>> Start Material shown

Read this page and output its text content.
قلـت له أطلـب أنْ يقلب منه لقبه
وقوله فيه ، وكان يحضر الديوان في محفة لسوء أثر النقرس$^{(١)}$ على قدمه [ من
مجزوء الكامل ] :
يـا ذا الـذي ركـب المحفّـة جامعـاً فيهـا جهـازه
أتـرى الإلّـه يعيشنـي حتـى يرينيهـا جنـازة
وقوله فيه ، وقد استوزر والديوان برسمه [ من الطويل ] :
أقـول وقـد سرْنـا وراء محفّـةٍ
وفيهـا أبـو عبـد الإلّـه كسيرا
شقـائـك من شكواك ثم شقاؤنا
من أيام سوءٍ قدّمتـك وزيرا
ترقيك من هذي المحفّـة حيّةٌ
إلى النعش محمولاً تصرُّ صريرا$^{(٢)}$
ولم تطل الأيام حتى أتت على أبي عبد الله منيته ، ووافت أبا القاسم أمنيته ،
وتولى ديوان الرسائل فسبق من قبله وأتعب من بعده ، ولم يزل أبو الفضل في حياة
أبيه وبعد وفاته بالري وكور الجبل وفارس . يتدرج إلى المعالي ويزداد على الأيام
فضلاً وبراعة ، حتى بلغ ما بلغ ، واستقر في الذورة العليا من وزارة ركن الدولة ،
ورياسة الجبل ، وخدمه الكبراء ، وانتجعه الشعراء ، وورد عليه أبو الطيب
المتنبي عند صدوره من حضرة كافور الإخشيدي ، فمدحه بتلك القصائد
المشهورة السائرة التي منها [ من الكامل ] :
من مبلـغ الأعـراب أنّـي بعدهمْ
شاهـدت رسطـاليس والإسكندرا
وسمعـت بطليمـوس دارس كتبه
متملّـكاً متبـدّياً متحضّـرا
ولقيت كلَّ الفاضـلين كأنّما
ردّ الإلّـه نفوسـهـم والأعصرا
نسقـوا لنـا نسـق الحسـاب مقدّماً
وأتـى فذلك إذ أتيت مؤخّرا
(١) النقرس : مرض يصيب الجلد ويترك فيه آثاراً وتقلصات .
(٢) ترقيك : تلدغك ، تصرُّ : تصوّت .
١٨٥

>> End Material shown

**Stated problem:** Copy the data above exactly. Every line must be included.

**Solution to the problem:**
Read this page and output its text content.
قلـت له أطلـب أنْ يقلب منه لقبه
وقوله فيه ، وكان يحضر الديوان في محفة لسوء أثر النقرس$^{(١)}$ على قدمه [ من
مجزوء الكامل ] :
يـا ذا الـذي ركـب المحفّـة جامعـاً فيهـا جهـازه
أتـرى الإلّـه يعيشنـي حتـى يرينيهـا جنـازة
وقوله فيه ، وقد استوزر والديوان برسمه [ من الطويل ] :
أقـول وقـد سرْنـا وراء محفّـةٍ
وفيهـا أبـو عبـد الإلّـه كسيرا
شقـائـك من شكواك ثم شقاؤنا
من أيام سوءٍ قدّمتـك وزيرا
ترقيك من هذي المحفّـة حيّةٌ
إلى النعش محمولاً تصرُّ صريرا$^{(٢)}$
ولم تطل الأيام حتى أتت على أبي عبد الله منيته ، ووافت أبا القاسم أمنيته ،
وتولى ديوان الرسائل فسبق من قبله وأتعب من بعده ، ولم يزل أبو الفضل في حياة
أبيه وبعد وفاته بالري وكور الجبل وفارس . يتدرج إلى المعالي ويزداد على الأيام
فضلاً وبراعة ، حتى بلغ ما بلغ ، واستقر في الذورة العليا من وزارة ركن الدولة ،
ورياسة الجبل ، وخدمه الكبراء ، وانتجعه الشعراء ، وورد عليه أبو الطيب
المتنبي عند صدوره من حضرة كافور الإخشيدي ، فمدحه بتلك القصائد
المشهورة السائرة التي منها [ من الكامل ] :
من مبلـغ الأعـراب أنّـي بعدهمْ
شاهـدت رسطـاليس والإسكندرا
وسمعـت بطليمـوس دارس كتبه
متملّـكاً متبـدّياً متحضّـرا
ولقيت كلَّ الفاضـلين كأنّما
ردّ الإلّـه نفوسـهـم والأعصرا
نسقـوا لنـا نسـق الحسـاب مقدّماً
وأتـى فذلك إذ أتيت مؤخّرا
(١) النقرس : مرض يصيب الجلد ويترك فيه آثاراً وتقلصات .
(٢) ترقيك : تلدغك ، تصرُّ : تصوّت .
١٨٥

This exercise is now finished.